Rows from a figure dataset:
━━━━━━

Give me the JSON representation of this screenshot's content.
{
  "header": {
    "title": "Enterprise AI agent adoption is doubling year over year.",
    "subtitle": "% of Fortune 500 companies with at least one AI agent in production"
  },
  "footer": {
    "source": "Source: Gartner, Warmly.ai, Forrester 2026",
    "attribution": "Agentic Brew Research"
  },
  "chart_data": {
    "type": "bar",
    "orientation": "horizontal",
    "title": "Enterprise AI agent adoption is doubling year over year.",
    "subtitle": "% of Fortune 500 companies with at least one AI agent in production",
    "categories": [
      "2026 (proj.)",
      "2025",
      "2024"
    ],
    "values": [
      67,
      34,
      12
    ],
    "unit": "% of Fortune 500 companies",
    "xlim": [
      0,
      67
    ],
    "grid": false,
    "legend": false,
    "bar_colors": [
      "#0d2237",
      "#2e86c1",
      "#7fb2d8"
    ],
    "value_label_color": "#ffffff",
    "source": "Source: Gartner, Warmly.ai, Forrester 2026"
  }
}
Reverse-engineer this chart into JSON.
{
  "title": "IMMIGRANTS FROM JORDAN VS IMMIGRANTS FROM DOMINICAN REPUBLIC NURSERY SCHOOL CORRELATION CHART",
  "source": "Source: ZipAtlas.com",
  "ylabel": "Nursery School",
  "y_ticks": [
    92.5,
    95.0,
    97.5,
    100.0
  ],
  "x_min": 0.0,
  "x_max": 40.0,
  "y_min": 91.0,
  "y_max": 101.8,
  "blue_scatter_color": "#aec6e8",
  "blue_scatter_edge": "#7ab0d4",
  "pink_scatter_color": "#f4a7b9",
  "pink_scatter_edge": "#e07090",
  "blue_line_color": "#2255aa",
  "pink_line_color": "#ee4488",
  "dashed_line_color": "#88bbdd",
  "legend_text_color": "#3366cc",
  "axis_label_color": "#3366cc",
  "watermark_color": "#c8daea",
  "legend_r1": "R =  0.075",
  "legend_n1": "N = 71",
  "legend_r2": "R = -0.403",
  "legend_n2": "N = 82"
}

━━━━━━

**What to work on**
Check every line for "subtitle" and show the ones that have it.

**Written response**
    "subtitle": "% of Fortune 500 companies with at least one AI agent in production"
    "subtitle": "% of Fortune 500 companies with at least one AI agent in production",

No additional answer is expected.